**Job**
Repeat the data below exactly, dropping any pictures it holds.

#### Dataset extract ####

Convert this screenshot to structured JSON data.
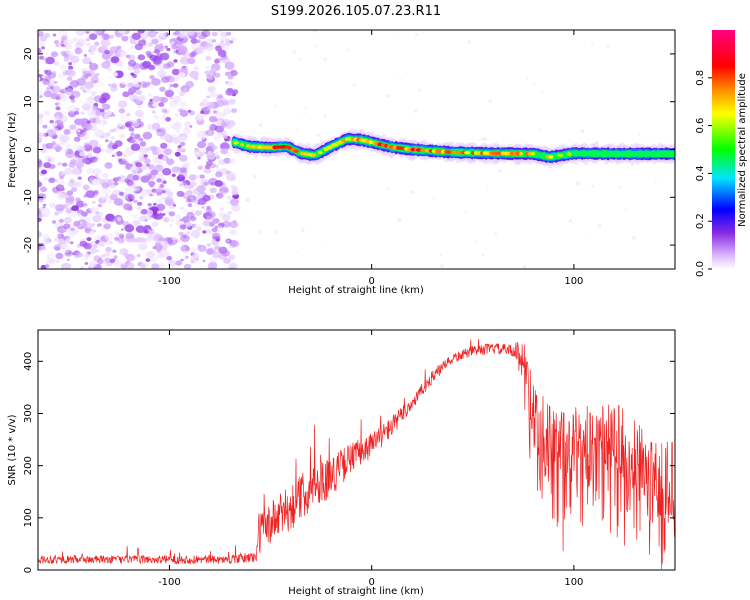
{
  "title": "S199.2026.105.07.23.R11",
  "chart_data": [
    {
      "type": "heatmap",
      "xlabel": "Height of straight line (km)",
      "ylabel": "Frequency (Hz)",
      "xlim": [
        -165,
        150
      ],
      "ylim": [
        -25,
        25
      ],
      "xticks": [
        -100,
        0,
        100
      ],
      "yticks": [
        -20,
        -10,
        0,
        10,
        20
      ],
      "colorbar": {
        "label": "Normalized spectral amplitude",
        "range": [
          0,
          1
        ],
        "ticks": [
          "0.0",
          "0.2",
          "0.4",
          "0.6",
          "0.8"
        ],
        "tick_values": [
          0,
          0.2,
          0.4,
          0.6,
          0.8
        ],
        "colors": [
          "#ffffff",
          "#cc99ff",
          "#8a2be2",
          "#0000ff",
          "#00e5ff",
          "#00ff00",
          "#ffff00",
          "#ff8c00",
          "#ff0000",
          "#ff007f"
        ]
      },
      "noise_region": {
        "x_from": -165,
        "x_to": -68,
        "level": 0.15
      },
      "ridge": {
        "x": [
          -68,
          -60,
          -50,
          -42,
          -35,
          -28,
          -20,
          -12,
          -5,
          0,
          10,
          20,
          40,
          60,
          80,
          88,
          100,
          120,
          150
        ],
        "freq": [
          1.5,
          0.6,
          0.4,
          0.6,
          -0.8,
          -1.2,
          0.6,
          2.2,
          2.0,
          1.5,
          0.5,
          0.0,
          -0.6,
          -0.8,
          -0.9,
          -1.6,
          -0.8,
          -0.9,
          -0.9
        ],
        "amp": [
          0.6,
          0.8,
          0.85,
          0.85,
          0.8,
          0.7,
          0.7,
          0.75,
          0.85,
          0.85,
          0.9,
          0.9,
          0.8,
          0.85,
          0.75,
          0.7,
          0.6,
          0.65,
          0.55
        ]
      }
    },
    {
      "type": "line",
      "xlabel": "Height of straight line (km)",
      "ylabel": "SNR (10 * v/v)",
      "xlim": [
        -165,
        150
      ],
      "ylim": [
        0,
        460
      ],
      "xticks": [
        -100,
        0,
        100
      ],
      "yticks": [
        0,
        100,
        200,
        300,
        400
      ],
      "color": "#ee2222",
      "series": [
        {
          "name": "SNR",
          "envelope_x": [
            -165,
            -120,
            -70,
            -57,
            -56,
            -40,
            -30,
            -20,
            -10,
            0,
            10,
            20,
            30,
            40,
            50,
            60,
            70,
            77,
            80,
            90,
            100,
            110,
            120,
            130,
            140,
            150
          ],
          "envelope_y": [
            20,
            20,
            20,
            25,
            70,
            120,
            160,
            180,
            215,
            240,
            275,
            320,
            370,
            405,
            420,
            425,
            420,
            400,
            290,
            240,
            250,
            250,
            260,
            220,
            180,
            170
          ],
          "noise_amp": [
            8,
            8,
            8,
            12,
            40,
            45,
            45,
            40,
            30,
            25,
            20,
            15,
            12,
            10,
            10,
            10,
            12,
            60,
            110,
            120,
            110,
            110,
            110,
            120,
            130,
            130
          ]
        }
      ]
    }
  ]
}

####

**The response**
Convert this screenshot to structured JSON data.
{
  "title": "S199.2026.105.07.23.R11",
  "chart_data": [
    {
      "type": "heatmap",
      "xlabel": "Height of straight line (km)",
      "ylabel": "Frequency (Hz)",
      "xlim": [
        -165,
        150
      ],
      "ylim": [
        -25,
        25
      ],
      "xticks": [
        -100,
        0,
        100
      ],
      "yticks": [
        -20,
        -10,
        0,
        10,
        20
      ],
      "colorbar": {
        "label": "Normalized spectral amplitude",
        "range": [
          0,
          1
        ],
        "ticks": [
          "0.0",
          "0.2",
          "0.4",
          "0.6",
          "0.8"
        ],
        "tick_values": [
          0,
          0.2,
          0.4,
          0.6,
          0.8
        ],
        "colors": [
          "#ffffff",
          "#cc99ff",
          "#8a2be2",
          "#0000ff",
          "#00e5ff",
          "#00ff00",
          "#ffff00",
          "#ff8c00",
          "#ff0000",
          "#ff007f"
        ]
      },
      "noise_region": {
        "x_from": -165,
        "x_to": -68,
        "level": 0.15
      },
      "ridge": {
        "x": [
          -68,
          -60,
          -50,
          -42,
          -35,
          -28,
          -20,
          -12,
          -5,
          0,
          10,
          20,
          40,
          60,
          80,
          88,
          100,
          120,
          150
        ],
        "freq": [
          1.5,
          0.6,
          0.4,
          0.6,
          -0.8,
          -1.2,
          0.6,
          2.2,
          2.0,
          1.5,
          0.5,
          0.0,
          -0.6,
          -0.8,
          -0.9,
          -1.6,
          -0.8,
          -0.9,
          -0.9
        ],
        "amp": [
          0.6,
          0.8,
          0.85,
          0.85,
          0.8,
          0.7,
          0.7,
          0.75,
          0.85,
          0.85,
          0.9,
          0.9,
          0.8,
          0.85,
          0.75,
          0.7,
          0.6,
          0.65,
          0.55
        ]
      }
    },
    {
      "type": "line",
      "xlabel": "Height of straight line (km)",
      "ylabel": "SNR (10 * v/v)",
      "xlim": [
        -165,
        150
      ],
      "ylim": [
        0,
        460
      ],
      "xticks": [
        -100,
        0,
        100
      ],
      "yticks": [
        0,
        100,
        200,
        300,
        400
      ],
      "color": "#ee2222",
      "series": [
        {
          "name": "SNR",
          "envelope_x": [
            -165,
            -120,
            -70,
            -57,
            -56,
            -40,
            -30,
            -20,
            -10,
            0,
            10,
            20,
            30,
            40,
            50,
            60,
            70,
            77,
            80,
            90,
            100,
            110,
            120,
            130,
            140,
            150
          ],
          "envelope_y": [
            20,
            20,
            20,
            25,
            70,
            120,
            160,
            180,
            215,
            240,
            275,
            320,
            370,
            405,
            420,
            425,
            420,
            400,
            290,
            240,
            250,
            250,
            260,
            220,
            180,
            170
          ],
          "noise_amp": [
            8,
            8,
            8,
            12,
            40,
            45,
            45,
            40,
            30,
            25,
            20,
            15,
            12,
            10,
            10,
            10,
            12,
            60,
            110,
            120,
            110,
            110,
            110,
            120,
            130,
            130
          ]
        }
      ]
    }
  ]
}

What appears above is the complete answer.